What this task involves: Produce an exact copy of all the data below, dropping every image.

Figure contents as structured data:
════════════════════

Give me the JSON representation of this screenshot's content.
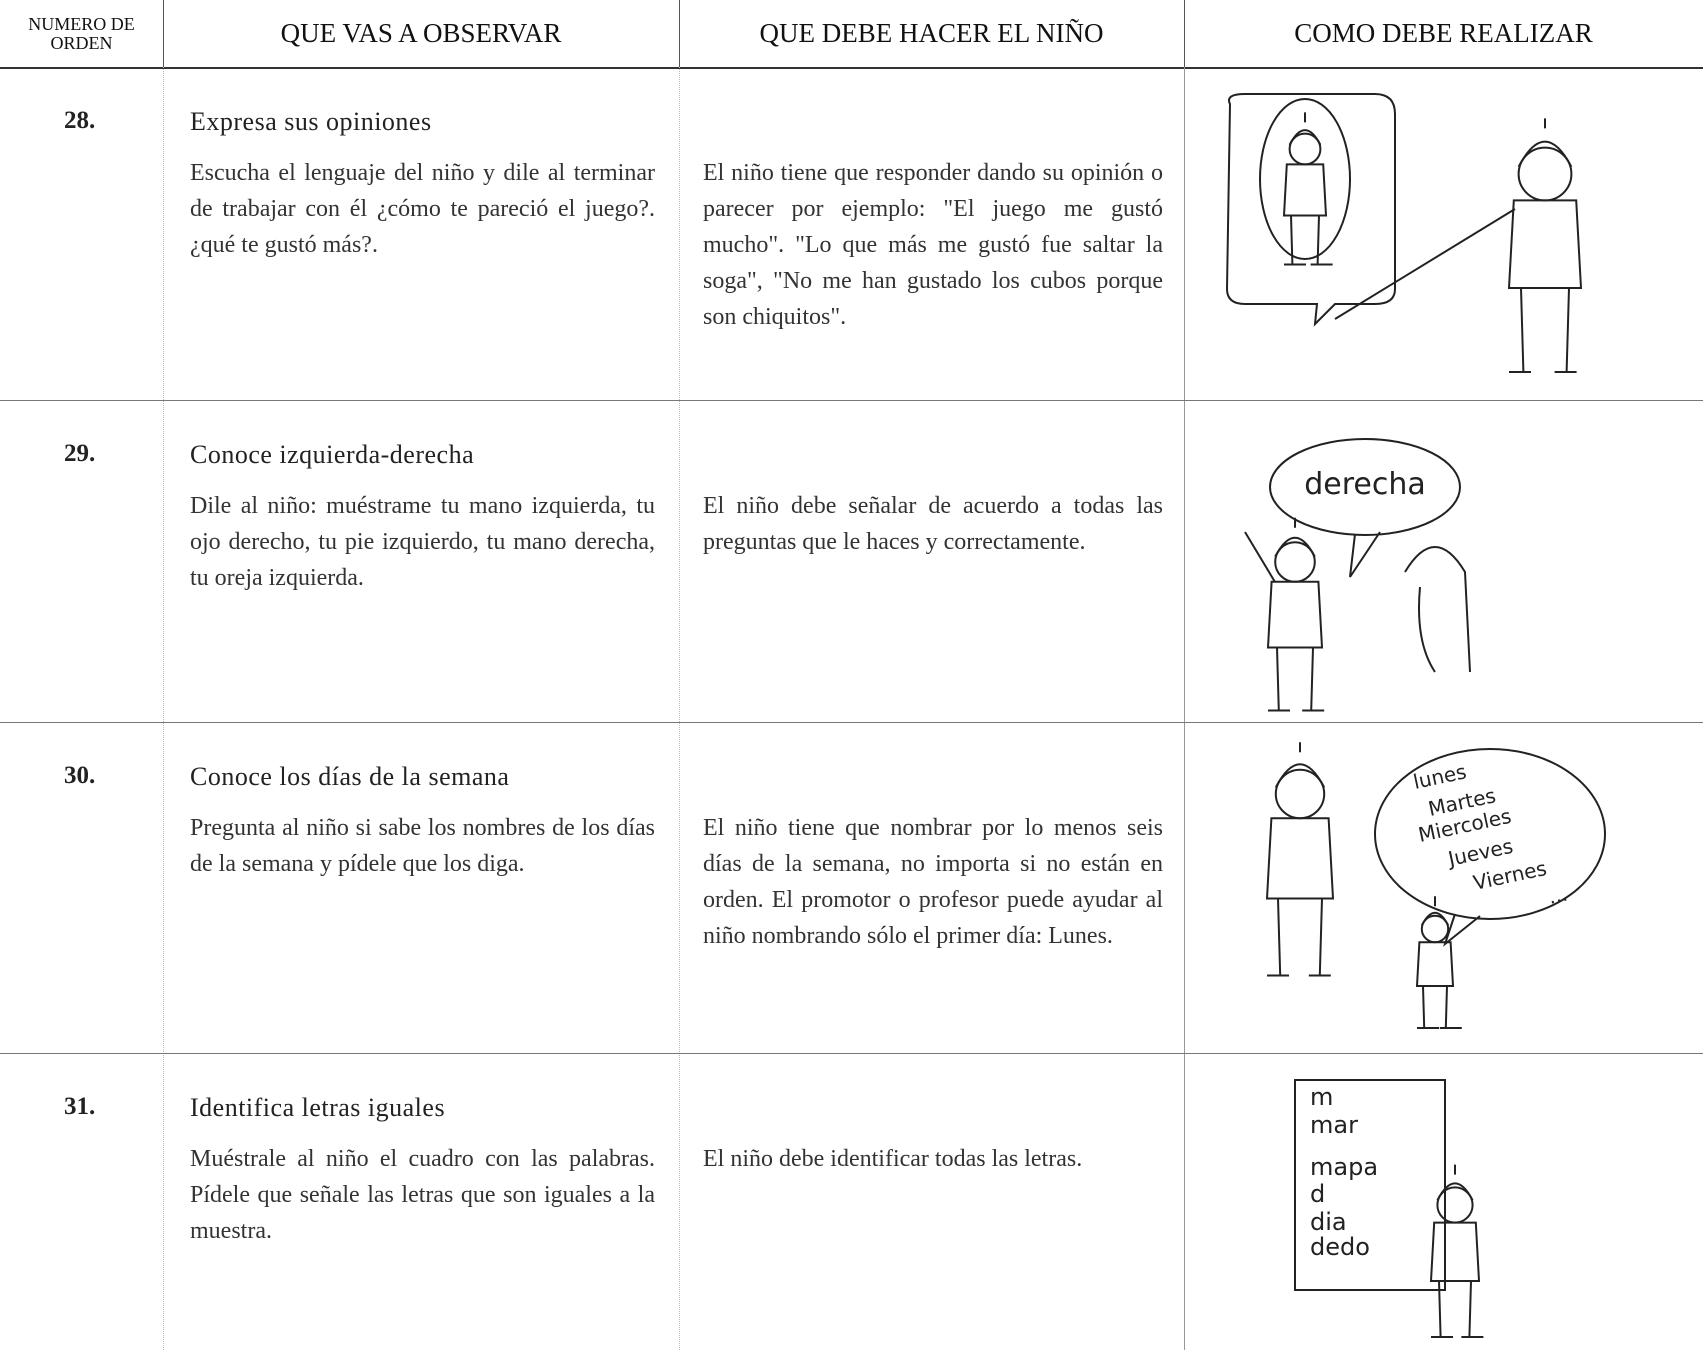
{
  "header": [
    "NUMERO DE ORDEN",
    "QUE VAS A OBSERVAR",
    "QUE DEBE HACER EL NIÑO",
    "COMO DEBE REALIZAR"
  ],
  "rows": [
    {
      "number": "28.",
      "title": "Expresa sus opiniones",
      "observe": "Escucha el lenguaje del niño y dile al terminar de trabajar con él ¿cómo te pareció el juego?. ¿qué te gustó más?.",
      "child": "El niño tiene que responder dando su opinión o parecer por ejemplo: \"El juego me gustó mucho\". \"Lo que más me gustó fue saltar la soga\", \"No me han gustado los cubos porque son chiquitos\".",
      "illustration_text": []
    },
    {
      "number": "29.",
      "title": "Conoce izquierda-derecha",
      "observe": "Dile al niño: muéstrame tu mano izquierda, tu ojo derecho, tu pie izquierdo, tu mano derecha, tu oreja izquierda.",
      "child": "El niño debe señalar de acuerdo a todas las preguntas que le haces y correctamente.",
      "illustration_text": [
        "derecha"
      ]
    },
    {
      "number": "30.",
      "title": "Conoce los días de la semana",
      "observe": "Pregunta al niño si sabe los nombres de los días de la semana y pídele que los diga.",
      "child": "El niño tiene que nombrar por lo menos seis días de la semana, no importa si no están en orden. El promotor o profesor puede ayudar al niño nombrando sólo el primer día: Lunes.",
      "illustration_text": [
        "lunes",
        "Martes",
        "Miercoles",
        "Jueves",
        "Viernes",
        "..."
      ]
    },
    {
      "number": "31.",
      "title": "Identifica letras iguales",
      "observe": "Muéstrale al niño el cuadro con las palabras. Pídele que señale las letras que son iguales a la muestra.",
      "child": "El niño debe identificar todas las letras.",
      "illustration_text": [
        "m",
        "mar",
        "mapa",
        "d",
        "dia",
        "dedo"
      ]
    }
  ]
}
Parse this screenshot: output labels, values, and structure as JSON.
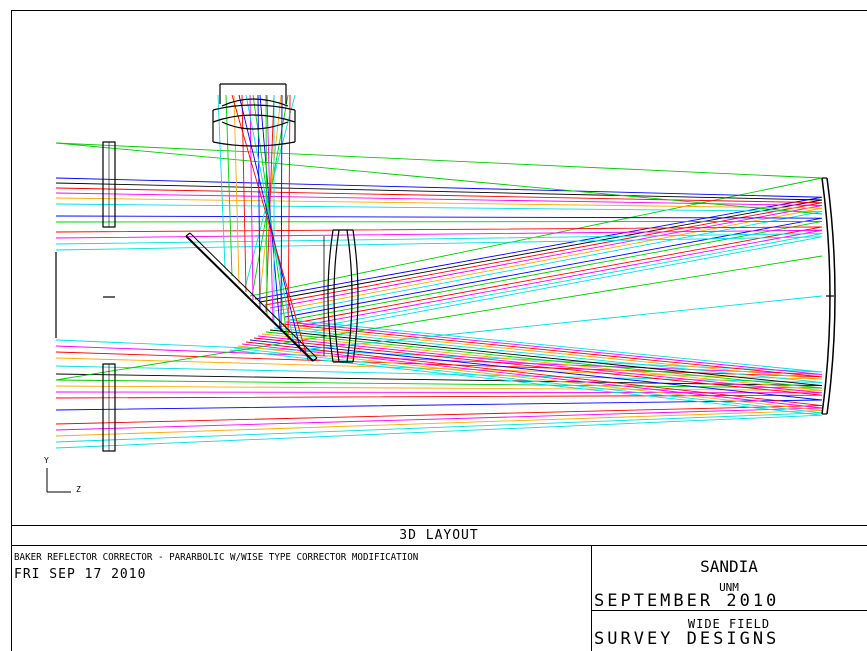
{
  "layout_title": "3D LAYOUT",
  "description": "BAKER REFLECTOR CORRECTOR - PARARBOLIC W/WISE TYPE CORRECTOR MODIFICATION",
  "date": "FRI SEP 17 2010",
  "org": {
    "line1": "SANDIA",
    "line2": "UNM",
    "line3": "SEPTEMBER  2010",
    "line4": "WIDE FIELD",
    "line5": "SURVEY  DESIGNS"
  },
  "axes": {
    "y": "Y",
    "z": "Z"
  },
  "ray_colors": {
    "blue": "#0000ff",
    "green": "#00cc00",
    "red": "#ff0000",
    "magenta": "#ff00ff",
    "orange": "#ffaa00",
    "cyan": "#00e0e0",
    "black": "#000000"
  }
}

════════════════════

Solution for this task:
Give me the JSON representation of this screenshot's content.
{
  "header": [
    "NUMERO DE ORDEN",
    "QUE VAS A OBSERVAR",
    "QUE DEBE HACER EL NIÑO",
    "COMO DEBE REALIZAR"
  ],
  "rows": [
    {
      "number": "28.",
      "title": "Expresa sus opiniones",
      "observe": "Escucha el lenguaje del niño y dile al terminar de trabajar con él ¿cómo te pareció el juego?. ¿qué te gustó más?.",
      "child": "El niño tiene que responder dando su opinión o parecer por ejemplo: \"El juego me gustó mucho\". \"Lo que más me gustó fue saltar la soga\", \"No me han gustado los cubos porque son chiquitos\".",
      "illustration_text": []
    },
    {
      "number": "29.",
      "title": "Conoce izquierda-derecha",
      "observe": "Dile al niño: muéstrame tu mano izquierda, tu ojo derecho, tu pie izquierdo, tu mano derecha, tu oreja izquierda.",
      "child": "El niño debe señalar de acuerdo a todas las preguntas que le haces y correctamente.",
      "illustration_text": [
        "derecha"
      ]
    },
    {
      "number": "30.",
      "title": "Conoce los días de la semana",
      "observe": "Pregunta al niño si sabe los nombres de los días de la semana y pídele que los diga.",
      "child": "El niño tiene que nombrar por lo menos seis días de la semana, no importa si no están en orden. El promotor o profesor puede ayudar al niño nombrando sólo el primer día: Lunes.",
      "illustration_text": [
        "lunes",
        "Martes",
        "Miercoles",
        "Jueves",
        "Viernes",
        "..."
      ]
    },
    {
      "number": "31.",
      "title": "Identifica letras iguales",
      "observe": "Muéstrale al niño el cuadro con las palabras. Pídele que señale las letras que son iguales a la muestra.",
      "child": "El niño debe identificar todas las letras.",
      "illustration_text": [
        "m",
        "mar",
        "mapa",
        "d",
        "dia",
        "dedo"
      ]
    }
  ]
}
Parse this screenshot: output labels, values, and structure as JSON.
{
  "layout_title": "3D LAYOUT",
  "description": "BAKER REFLECTOR CORRECTOR - PARARBOLIC W/WISE TYPE CORRECTOR MODIFICATION",
  "date": "FRI SEP 17 2010",
  "org": {
    "line1": "SANDIA",
    "line2": "UNM",
    "line3": "SEPTEMBER  2010",
    "line4": "WIDE FIELD",
    "line5": "SURVEY  DESIGNS"
  },
  "axes": {
    "y": "Y",
    "z": "Z"
  },
  "ray_colors": {
    "blue": "#0000ff",
    "green": "#00cc00",
    "red": "#ff0000",
    "magenta": "#ff00ff",
    "orange": "#ffaa00",
    "cyan": "#00e0e0",
    "black": "#000000"
  }
}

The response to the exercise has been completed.